• [Stated task]
Can you write out all of the material below, word for word?

• [Record set]
(begin)
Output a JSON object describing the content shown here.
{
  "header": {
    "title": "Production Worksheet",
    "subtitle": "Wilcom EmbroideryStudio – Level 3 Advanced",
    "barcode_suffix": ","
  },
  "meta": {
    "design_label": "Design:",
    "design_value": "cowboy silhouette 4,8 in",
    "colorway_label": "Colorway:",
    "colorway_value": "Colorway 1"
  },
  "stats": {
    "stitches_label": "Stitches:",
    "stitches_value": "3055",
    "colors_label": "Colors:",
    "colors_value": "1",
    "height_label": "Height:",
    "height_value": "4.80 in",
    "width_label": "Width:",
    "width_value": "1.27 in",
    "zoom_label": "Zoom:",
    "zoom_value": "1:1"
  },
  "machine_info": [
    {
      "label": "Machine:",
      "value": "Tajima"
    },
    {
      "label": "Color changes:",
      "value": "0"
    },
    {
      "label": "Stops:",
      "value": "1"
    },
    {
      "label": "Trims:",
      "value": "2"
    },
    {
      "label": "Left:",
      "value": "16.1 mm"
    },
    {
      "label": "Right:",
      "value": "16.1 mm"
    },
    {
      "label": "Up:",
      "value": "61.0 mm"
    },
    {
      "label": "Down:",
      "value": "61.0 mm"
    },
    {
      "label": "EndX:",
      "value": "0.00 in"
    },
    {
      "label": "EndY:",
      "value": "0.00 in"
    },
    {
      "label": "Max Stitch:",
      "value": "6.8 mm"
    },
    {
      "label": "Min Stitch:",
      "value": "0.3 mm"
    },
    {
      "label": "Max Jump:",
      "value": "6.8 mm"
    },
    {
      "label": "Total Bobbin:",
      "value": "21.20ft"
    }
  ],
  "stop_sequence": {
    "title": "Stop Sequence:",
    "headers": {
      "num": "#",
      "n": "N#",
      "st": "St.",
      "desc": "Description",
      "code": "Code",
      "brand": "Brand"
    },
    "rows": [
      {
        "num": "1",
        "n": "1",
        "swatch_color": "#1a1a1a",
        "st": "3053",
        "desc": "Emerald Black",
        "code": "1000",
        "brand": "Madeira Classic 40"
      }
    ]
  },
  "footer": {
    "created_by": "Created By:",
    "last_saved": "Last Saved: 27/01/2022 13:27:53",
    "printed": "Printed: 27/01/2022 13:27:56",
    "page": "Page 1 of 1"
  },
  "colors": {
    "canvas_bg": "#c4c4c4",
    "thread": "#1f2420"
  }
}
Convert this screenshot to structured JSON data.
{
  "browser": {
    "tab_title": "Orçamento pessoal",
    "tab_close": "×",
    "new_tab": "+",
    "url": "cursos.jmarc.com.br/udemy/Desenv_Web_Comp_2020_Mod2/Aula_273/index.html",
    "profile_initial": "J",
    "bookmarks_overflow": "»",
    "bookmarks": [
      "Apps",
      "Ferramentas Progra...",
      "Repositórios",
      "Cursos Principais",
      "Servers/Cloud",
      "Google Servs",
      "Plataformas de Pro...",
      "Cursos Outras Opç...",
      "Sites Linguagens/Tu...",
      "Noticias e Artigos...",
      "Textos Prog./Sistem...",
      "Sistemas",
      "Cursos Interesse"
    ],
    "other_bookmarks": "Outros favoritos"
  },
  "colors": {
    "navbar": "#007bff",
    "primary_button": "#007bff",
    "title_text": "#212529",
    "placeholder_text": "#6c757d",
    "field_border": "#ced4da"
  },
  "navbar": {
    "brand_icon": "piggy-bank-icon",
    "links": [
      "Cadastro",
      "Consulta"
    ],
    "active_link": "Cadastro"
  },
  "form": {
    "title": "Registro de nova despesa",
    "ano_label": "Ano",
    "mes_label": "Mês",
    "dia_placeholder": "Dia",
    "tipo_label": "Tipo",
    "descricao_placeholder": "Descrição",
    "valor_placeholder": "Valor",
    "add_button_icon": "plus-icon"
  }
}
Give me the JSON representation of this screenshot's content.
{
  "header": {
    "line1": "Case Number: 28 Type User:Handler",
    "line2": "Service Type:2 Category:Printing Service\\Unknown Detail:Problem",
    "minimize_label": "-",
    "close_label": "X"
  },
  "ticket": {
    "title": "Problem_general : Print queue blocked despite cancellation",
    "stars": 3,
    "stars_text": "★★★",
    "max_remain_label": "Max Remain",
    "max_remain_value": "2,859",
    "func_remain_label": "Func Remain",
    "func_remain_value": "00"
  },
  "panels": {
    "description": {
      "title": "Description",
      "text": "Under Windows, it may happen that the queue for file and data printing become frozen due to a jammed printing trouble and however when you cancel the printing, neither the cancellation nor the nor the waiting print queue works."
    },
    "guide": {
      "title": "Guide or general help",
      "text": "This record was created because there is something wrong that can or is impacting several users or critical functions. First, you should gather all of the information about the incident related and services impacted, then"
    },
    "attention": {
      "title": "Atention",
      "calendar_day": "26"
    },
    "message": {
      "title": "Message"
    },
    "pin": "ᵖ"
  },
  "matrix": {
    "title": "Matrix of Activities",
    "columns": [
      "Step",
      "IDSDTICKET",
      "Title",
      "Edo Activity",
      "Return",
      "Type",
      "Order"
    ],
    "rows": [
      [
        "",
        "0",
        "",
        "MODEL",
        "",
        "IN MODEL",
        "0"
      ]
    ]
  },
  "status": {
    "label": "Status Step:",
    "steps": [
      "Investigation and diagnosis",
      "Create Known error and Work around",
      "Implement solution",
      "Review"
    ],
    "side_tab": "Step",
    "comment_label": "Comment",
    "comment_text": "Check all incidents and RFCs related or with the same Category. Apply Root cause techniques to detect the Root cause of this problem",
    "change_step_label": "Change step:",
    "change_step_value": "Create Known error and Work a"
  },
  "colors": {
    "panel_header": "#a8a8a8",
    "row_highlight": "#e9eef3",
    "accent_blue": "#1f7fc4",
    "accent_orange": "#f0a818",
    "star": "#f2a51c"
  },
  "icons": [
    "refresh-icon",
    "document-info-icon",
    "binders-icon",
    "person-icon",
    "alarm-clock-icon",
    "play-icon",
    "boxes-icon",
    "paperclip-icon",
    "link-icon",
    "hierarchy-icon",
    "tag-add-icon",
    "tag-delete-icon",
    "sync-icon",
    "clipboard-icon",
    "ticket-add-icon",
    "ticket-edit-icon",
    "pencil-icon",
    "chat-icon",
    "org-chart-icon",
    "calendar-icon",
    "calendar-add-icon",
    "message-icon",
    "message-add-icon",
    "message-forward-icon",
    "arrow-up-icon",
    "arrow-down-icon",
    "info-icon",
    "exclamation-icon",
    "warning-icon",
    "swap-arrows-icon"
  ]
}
(end)
• [Response to this task]
Output a JSON object describing the content shown here.
{
  "header": {
    "title": "Production Worksheet",
    "subtitle": "Wilcom EmbroideryStudio – Level 3 Advanced",
    "barcode_suffix": ","
  },
  "meta": {
    "design_label": "Design:",
    "design_value": "cowboy silhouette 4,8 in",
    "colorway_label": "Colorway:",
    "colorway_value": "Colorway 1"
  },
  "stats": {
    "stitches_label": "Stitches:",
    "stitches_value": "3055",
    "colors_label": "Colors:",
    "colors_value": "1",
    "height_label": "Height:",
    "height_value": "4.80 in",
    "width_label": "Width:",
    "width_value": "1.27 in",
    "zoom_label": "Zoom:",
    "zoom_value": "1:1"
  },
  "machine_info": [
    {
      "label": "Machine:",
      "value": "Tajima"
    },
    {
      "label": "Color changes:",
      "value": "0"
    },
    {
      "label": "Stops:",
      "value": "1"
    },
    {
      "label": "Trims:",
      "value": "2"
    },
    {
      "label": "Left:",
      "value": "16.1 mm"
    },
    {
      "label": "Right:",
      "value": "16.1 mm"
    },
    {
      "label": "Up:",
      "value": "61.0 mm"
    },
    {
      "label": "Down:",
      "value": "61.0 mm"
    },
    {
      "label": "EndX:",
      "value": "0.00 in"
    },
    {
      "label": "EndY:",
      "value": "0.00 in"
    },
    {
      "label": "Max Stitch:",
      "value": "6.8 mm"
    },
    {
      "label": "Min Stitch:",
      "value": "0.3 mm"
    },
    {
      "label": "Max Jump:",
      "value": "6.8 mm"
    },
    {
      "label": "Total Bobbin:",
      "value": "21.20ft"
    }
  ],
  "stop_sequence": {
    "title": "Stop Sequence:",
    "headers": {
      "num": "#",
      "n": "N#",
      "st": "St.",
      "desc": "Description",
      "code": "Code",
      "brand": "Brand"
    },
    "rows": [
      {
        "num": "1",
        "n": "1",
        "swatch_color": "#1a1a1a",
        "st": "3053",
        "desc": "Emerald Black",
        "code": "1000",
        "brand": "Madeira Classic 40"
      }
    ]
  },
  "footer": {
    "created_by": "Created By:",
    "last_saved": "Last Saved: 27/01/2022 13:27:53",
    "printed": "Printed: 27/01/2022 13:27:56",
    "page": "Page 1 of 1"
  },
  "colors": {
    "canvas_bg": "#c4c4c4",
    "thread": "#1f2420"
  }
}
Convert this screenshot to structured JSON data.
{
  "browser": {
    "tab_title": "Orçamento pessoal",
    "tab_close": "×",
    "new_tab": "+",
    "url": "cursos.jmarc.com.br/udemy/Desenv_Web_Comp_2020_Mod2/Aula_273/index.html",
    "profile_initial": "J",
    "bookmarks_overflow": "»",
    "bookmarks": [
      "Apps",
      "Ferramentas Progra...",
      "Repositórios",
      "Cursos Principais",
      "Servers/Cloud",
      "Google Servs",
      "Plataformas de Pro...",
      "Cursos Outras Opç...",
      "Sites Linguagens/Tu...",
      "Noticias e Artigos...",
      "Textos Prog./Sistem...",
      "Sistemas",
      "Cursos Interesse"
    ],
    "other_bookmarks": "Outros favoritos"
  },
  "colors": {
    "navbar": "#007bff",
    "primary_button": "#007bff",
    "title_text": "#212529",
    "placeholder_text": "#6c757d",
    "field_border": "#ced4da"
  },
  "navbar": {
    "brand_icon": "piggy-bank-icon",
    "links": [
      "Cadastro",
      "Consulta"
    ],
    "active_link": "Cadastro"
  },
  "form": {
    "title": "Registro de nova despesa",
    "ano_label": "Ano",
    "mes_label": "Mês",
    "dia_placeholder": "Dia",
    "tipo_label": "Tipo",
    "descricao_placeholder": "Descrição",
    "valor_placeholder": "Valor",
    "add_button_icon": "plus-icon"
  }
}
Give me the JSON representation of this screenshot's content.
{
  "header": {
    "line1": "Case Number: 28 Type User:Handler",
    "line2": "Service Type:2 Category:Printing Service\\Unknown Detail:Problem",
    "minimize_label": "-",
    "close_label": "X"
  },
  "ticket": {
    "title": "Problem_general : Print queue blocked despite cancellation",
    "stars": 3,
    "stars_text": "★★★",
    "max_remain_label": "Max Remain",
    "max_remain_value": "2,859",
    "func_remain_label": "Func Remain",
    "func_remain_value": "00"
  },
  "panels": {
    "description": {
      "title": "Description",
      "text": "Under Windows, it may happen that the queue for file and data printing become frozen due to a jammed printing trouble and however when you cancel the printing, neither the cancellation nor the nor the waiting print queue works."
    },
    "guide": {
      "title": "Guide or general help",
      "text": "This record was created because there is something wrong that can or is impacting several users or critical functions. First, you should gather all of the information about the incident related and services impacted, then"
    },
    "attention": {
      "title": "Atention",
      "calendar_day": "26"
    },
    "message": {
      "title": "Message"
    },
    "pin": "ᵖ"
  },
  "matrix": {
    "title": "Matrix of Activities",
    "columns": [
      "Step",
      "IDSDTICKET",
      "Title",
      "Edo Activity",
      "Return",
      "Type",
      "Order"
    ],
    "rows": [
      [
        "",
        "0",
        "",
        "MODEL",
        "",
        "IN MODEL",
        "0"
      ]
    ]
  },
  "status": {
    "label": "Status Step:",
    "steps": [
      "Investigation and diagnosis",
      "Create Known error and Work around",
      "Implement solution",
      "Review"
    ],
    "side_tab": "Step",
    "comment_label": "Comment",
    "comment_text": "Check all incidents and RFCs related or with the same Category. Apply Root cause techniques to detect the Root cause of this problem",
    "change_step_label": "Change step:",
    "change_step_value": "Create Known error and Work a"
  },
  "colors": {
    "panel_header": "#a8a8a8",
    "row_highlight": "#e9eef3",
    "accent_blue": "#1f7fc4",
    "accent_orange": "#f0a818",
    "star": "#f2a51c"
  },
  "icons": [
    "refresh-icon",
    "document-info-icon",
    "binders-icon",
    "person-icon",
    "alarm-clock-icon",
    "play-icon",
    "boxes-icon",
    "paperclip-icon",
    "link-icon",
    "hierarchy-icon",
    "tag-add-icon",
    "tag-delete-icon",
    "sync-icon",
    "clipboard-icon",
    "ticket-add-icon",
    "ticket-edit-icon",
    "pencil-icon",
    "chat-icon",
    "org-chart-icon",
    "calendar-icon",
    "calendar-add-icon",
    "message-icon",
    "message-add-icon",
    "message-forward-icon",
    "arrow-up-icon",
    "arrow-down-icon",
    "info-icon",
    "exclamation-icon",
    "warning-icon",
    "swap-arrows-icon"
  ]
}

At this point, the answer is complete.